(Lines of data)
______

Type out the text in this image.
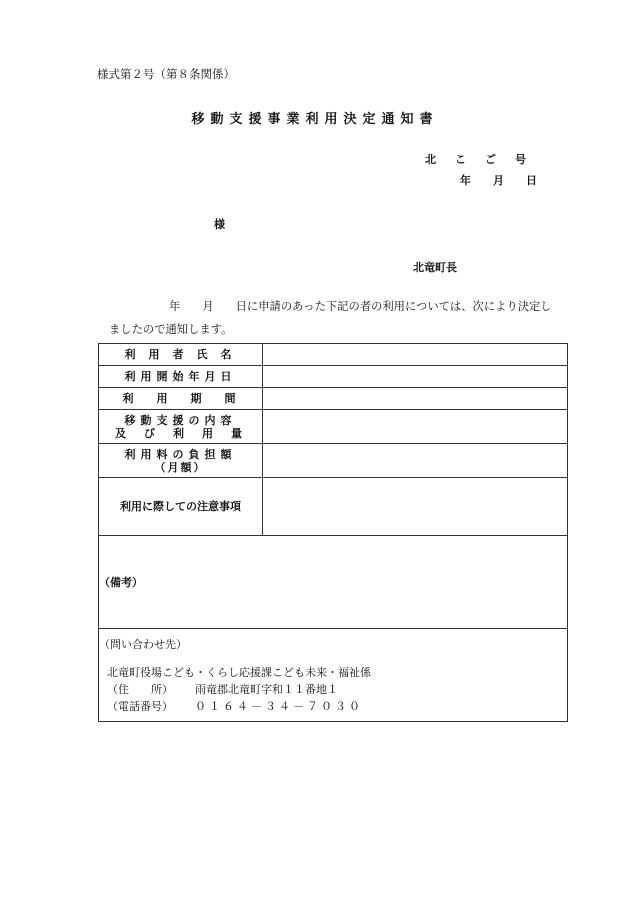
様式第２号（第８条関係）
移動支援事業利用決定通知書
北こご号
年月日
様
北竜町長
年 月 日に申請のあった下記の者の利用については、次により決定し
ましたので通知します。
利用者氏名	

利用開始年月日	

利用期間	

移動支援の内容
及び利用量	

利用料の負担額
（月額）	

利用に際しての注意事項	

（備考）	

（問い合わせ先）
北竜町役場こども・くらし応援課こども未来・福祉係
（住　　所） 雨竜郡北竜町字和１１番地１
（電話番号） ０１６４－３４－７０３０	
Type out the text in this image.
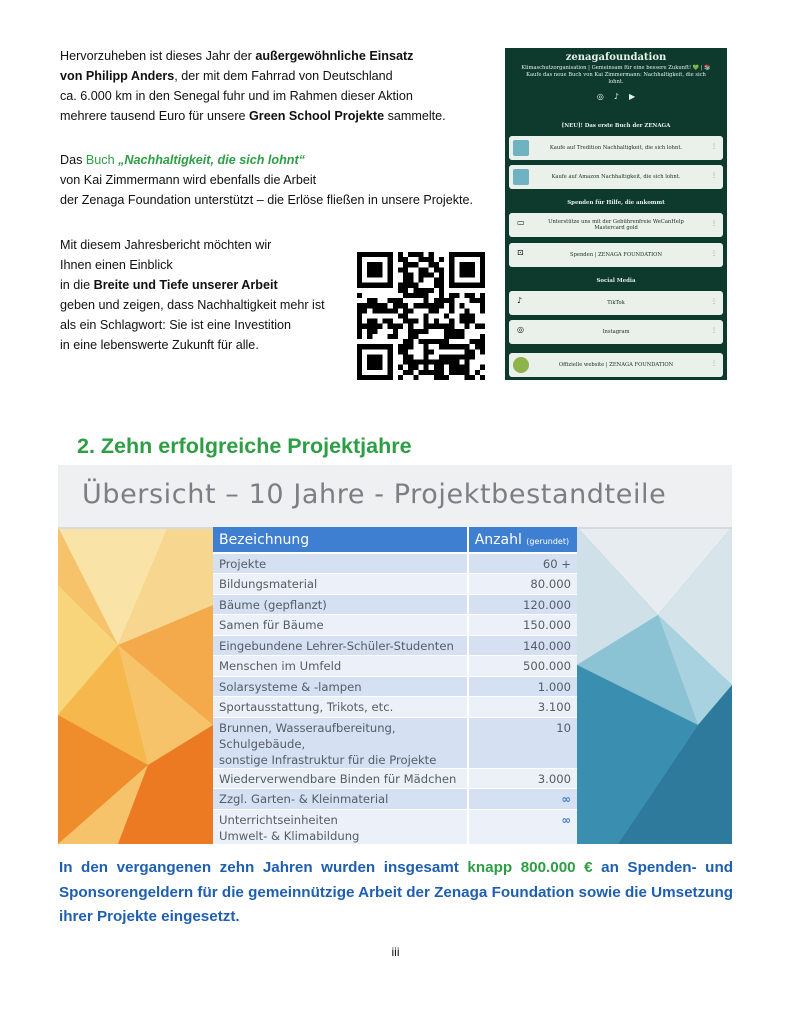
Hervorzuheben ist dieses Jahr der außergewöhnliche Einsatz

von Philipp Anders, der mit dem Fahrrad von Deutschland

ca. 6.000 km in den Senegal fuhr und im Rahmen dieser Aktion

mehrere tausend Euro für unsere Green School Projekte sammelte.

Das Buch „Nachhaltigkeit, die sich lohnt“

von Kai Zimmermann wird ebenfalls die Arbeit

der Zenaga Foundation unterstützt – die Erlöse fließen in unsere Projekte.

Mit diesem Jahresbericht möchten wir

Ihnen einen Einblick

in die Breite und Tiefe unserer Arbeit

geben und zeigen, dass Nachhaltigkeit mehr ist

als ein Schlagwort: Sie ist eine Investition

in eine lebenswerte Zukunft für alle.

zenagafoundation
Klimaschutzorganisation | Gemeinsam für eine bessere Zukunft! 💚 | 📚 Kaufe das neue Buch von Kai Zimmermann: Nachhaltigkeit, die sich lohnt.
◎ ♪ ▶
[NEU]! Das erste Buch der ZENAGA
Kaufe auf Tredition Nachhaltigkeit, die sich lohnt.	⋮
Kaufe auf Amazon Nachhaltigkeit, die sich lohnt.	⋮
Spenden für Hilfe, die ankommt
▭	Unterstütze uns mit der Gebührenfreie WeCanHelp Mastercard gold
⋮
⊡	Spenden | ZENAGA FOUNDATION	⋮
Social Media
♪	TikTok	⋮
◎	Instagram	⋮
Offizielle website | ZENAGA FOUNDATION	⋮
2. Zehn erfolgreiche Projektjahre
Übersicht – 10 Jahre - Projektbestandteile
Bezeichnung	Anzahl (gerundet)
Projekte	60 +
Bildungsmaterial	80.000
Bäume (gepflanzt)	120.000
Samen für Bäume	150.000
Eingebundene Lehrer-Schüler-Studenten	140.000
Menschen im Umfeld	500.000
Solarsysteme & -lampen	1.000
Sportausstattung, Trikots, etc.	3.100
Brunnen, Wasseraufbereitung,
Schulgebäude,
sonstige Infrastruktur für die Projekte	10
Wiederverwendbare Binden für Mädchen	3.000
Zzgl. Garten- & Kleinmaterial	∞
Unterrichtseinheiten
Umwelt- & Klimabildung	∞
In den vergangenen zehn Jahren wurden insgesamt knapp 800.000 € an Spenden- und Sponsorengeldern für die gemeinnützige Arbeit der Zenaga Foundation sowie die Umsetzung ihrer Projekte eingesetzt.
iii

______

* _What to produce_
Print each of the records above exactly as written, leaving no picture in the copy.

* _Correct result_
Type out the text in this image.
様式第２号（第８条関係）
移動支援事業利用決定通知書
北こご号
年月日
様
北竜町長
年 月 日に申請のあった下記の者の利用については、次により決定し
ましたので通知します。
利用者氏名	

利用開始年月日	

利用期間	

移動支援の内容
及び利用量	

利用料の負担額
（月額）	

利用に際しての注意事項	

（備考）	

（問い合わせ先）
北竜町役場こども・くらし応援課こども未来・福祉係
（住　　所） 雨竜郡北竜町字和１１番地１
（電話番号） ０１６４－３４－７０３０	
Type out the text in this image.
Hervorzuheben ist dieses Jahr der außergewöhnliche Einsatz

von Philipp Anders, der mit dem Fahrrad von Deutschland

ca. 6.000 km in den Senegal fuhr und im Rahmen dieser Aktion

mehrere tausend Euro für unsere Green School Projekte sammelte.

Das Buch „Nachhaltigkeit, die sich lohnt“

von Kai Zimmermann wird ebenfalls die Arbeit

der Zenaga Foundation unterstützt – die Erlöse fließen in unsere Projekte.

Mit diesem Jahresbericht möchten wir

Ihnen einen Einblick

in die Breite und Tiefe unserer Arbeit

geben und zeigen, dass Nachhaltigkeit mehr ist

als ein Schlagwort: Sie ist eine Investition

in eine lebenswerte Zukunft für alle.

zenagafoundation
Klimaschutzorganisation | Gemeinsam für eine bessere Zukunft! 💚 | 📚 Kaufe das neue Buch von Kai Zimmermann: Nachhaltigkeit, die sich lohnt.
◎ ♪ ▶
[NEU]! Das erste Buch der ZENAGA
Kaufe auf Tredition Nachhaltigkeit, die sich lohnt.	⋮
Kaufe auf Amazon Nachhaltigkeit, die sich lohnt.	⋮
Spenden für Hilfe, die ankommt
▭	Unterstütze uns mit der Gebührenfreie WeCanHelp Mastercard gold
⋮
⊡	Spenden | ZENAGA FOUNDATION	⋮
Social Media
♪	TikTok	⋮
◎	Instagram	⋮
Offizielle website | ZENAGA FOUNDATION	⋮
2. Zehn erfolgreiche Projektjahre
Übersicht – 10 Jahre - Projektbestandteile
Bezeichnung	Anzahl (gerundet)
Projekte	60 +
Bildungsmaterial	80.000
Bäume (gepflanzt)	120.000
Samen für Bäume	150.000
Eingebundene Lehrer-Schüler-Studenten	140.000
Menschen im Umfeld	500.000
Solarsysteme & -lampen	1.000
Sportausstattung, Trikots, etc.	3.100
Brunnen, Wasseraufbereitung,
Schulgebäude,
sonstige Infrastruktur für die Projekte	10
Wiederverwendbare Binden für Mädchen	3.000
Zzgl. Garten- & Kleinmaterial	∞
Unterrichtseinheiten
Umwelt- & Klimabildung	∞
In den vergangenen zehn Jahren wurden insgesamt knapp 800.000 € an Spenden- und Sponsorengeldern für die gemeinnützige Arbeit der Zenaga Foundation sowie die Umsetzung ihrer Projekte eingesetzt.
iii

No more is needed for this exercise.